== JOB ==
Reproduce each line that includes the word "part".

== INPUT RECORDS ==
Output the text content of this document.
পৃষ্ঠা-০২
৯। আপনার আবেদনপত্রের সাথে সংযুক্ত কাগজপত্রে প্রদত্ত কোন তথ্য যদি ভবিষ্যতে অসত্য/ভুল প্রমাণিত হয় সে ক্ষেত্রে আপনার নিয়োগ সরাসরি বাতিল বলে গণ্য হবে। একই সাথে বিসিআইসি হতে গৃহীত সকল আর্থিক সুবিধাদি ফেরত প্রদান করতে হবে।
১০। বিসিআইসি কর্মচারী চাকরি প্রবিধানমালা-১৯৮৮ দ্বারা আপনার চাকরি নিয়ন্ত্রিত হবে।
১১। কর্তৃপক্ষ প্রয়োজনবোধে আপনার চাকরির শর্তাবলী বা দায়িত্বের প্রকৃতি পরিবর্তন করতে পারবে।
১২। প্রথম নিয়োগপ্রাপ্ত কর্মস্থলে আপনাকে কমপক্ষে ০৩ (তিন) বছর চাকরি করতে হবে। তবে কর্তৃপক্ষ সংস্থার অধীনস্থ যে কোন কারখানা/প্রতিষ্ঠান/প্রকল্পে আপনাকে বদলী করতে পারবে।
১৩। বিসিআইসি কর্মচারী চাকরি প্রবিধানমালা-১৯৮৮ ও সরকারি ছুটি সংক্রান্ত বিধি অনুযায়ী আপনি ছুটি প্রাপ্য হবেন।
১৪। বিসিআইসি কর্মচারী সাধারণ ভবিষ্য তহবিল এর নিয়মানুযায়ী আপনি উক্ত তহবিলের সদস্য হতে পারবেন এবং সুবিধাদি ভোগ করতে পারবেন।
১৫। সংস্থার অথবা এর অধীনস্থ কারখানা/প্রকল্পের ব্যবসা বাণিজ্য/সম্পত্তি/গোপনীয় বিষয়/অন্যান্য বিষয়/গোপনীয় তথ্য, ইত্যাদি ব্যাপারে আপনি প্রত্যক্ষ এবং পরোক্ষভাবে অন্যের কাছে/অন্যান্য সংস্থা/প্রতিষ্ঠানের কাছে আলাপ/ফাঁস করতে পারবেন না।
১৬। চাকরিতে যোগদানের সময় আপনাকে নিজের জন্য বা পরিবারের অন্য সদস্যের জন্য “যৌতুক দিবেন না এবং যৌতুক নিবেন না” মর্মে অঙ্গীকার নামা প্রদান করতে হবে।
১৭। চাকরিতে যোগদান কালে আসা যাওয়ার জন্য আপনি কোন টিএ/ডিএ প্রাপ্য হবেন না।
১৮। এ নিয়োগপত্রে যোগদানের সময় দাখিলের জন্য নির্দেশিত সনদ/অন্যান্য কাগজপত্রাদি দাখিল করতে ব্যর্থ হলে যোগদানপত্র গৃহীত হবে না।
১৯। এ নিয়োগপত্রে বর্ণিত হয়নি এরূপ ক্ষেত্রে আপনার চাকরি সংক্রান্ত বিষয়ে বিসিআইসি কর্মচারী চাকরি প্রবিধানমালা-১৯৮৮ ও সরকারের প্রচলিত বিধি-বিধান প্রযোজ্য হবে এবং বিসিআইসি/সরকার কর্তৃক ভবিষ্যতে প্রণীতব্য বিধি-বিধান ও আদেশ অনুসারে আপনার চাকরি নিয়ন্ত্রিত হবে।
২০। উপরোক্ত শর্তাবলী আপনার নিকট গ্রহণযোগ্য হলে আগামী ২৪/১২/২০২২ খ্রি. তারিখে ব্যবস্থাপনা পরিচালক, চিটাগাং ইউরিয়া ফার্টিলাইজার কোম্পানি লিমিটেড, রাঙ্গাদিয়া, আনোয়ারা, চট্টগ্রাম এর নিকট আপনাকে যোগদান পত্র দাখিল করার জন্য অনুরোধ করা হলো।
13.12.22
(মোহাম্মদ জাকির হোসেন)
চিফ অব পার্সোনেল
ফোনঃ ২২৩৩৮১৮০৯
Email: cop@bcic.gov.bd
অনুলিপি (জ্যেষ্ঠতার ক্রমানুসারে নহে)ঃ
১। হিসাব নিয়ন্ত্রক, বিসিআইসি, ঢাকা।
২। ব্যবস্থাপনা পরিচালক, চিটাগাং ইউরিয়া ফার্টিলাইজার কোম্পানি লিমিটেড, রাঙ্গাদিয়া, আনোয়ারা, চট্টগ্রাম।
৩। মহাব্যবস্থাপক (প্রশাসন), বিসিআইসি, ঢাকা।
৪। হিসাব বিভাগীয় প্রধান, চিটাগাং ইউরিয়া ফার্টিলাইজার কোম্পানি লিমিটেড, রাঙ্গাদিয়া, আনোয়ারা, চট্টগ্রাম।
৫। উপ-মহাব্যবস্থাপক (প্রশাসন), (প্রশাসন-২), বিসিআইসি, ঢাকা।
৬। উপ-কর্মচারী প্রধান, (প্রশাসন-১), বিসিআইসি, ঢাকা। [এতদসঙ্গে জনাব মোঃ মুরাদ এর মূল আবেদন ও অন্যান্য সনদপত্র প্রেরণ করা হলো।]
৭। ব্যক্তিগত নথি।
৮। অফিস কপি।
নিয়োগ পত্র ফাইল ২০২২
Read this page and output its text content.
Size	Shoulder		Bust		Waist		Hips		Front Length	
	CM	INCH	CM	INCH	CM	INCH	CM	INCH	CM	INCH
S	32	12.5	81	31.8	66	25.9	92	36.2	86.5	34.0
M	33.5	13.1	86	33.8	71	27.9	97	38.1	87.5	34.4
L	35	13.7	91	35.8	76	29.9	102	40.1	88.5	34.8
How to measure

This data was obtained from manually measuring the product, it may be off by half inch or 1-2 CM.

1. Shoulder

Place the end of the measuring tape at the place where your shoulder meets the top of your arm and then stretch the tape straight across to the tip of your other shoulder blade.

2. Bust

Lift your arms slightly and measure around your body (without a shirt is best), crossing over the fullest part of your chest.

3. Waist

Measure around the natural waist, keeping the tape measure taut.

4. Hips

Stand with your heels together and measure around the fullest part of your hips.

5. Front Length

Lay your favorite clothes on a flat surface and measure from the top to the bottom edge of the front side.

== FULL ANSWER ==
Lift your arms slightly and measure around your body (without a shirt is best), crossing over the fullest part of your chest.
Stand with your heels together and measure around the fullest part of your hips.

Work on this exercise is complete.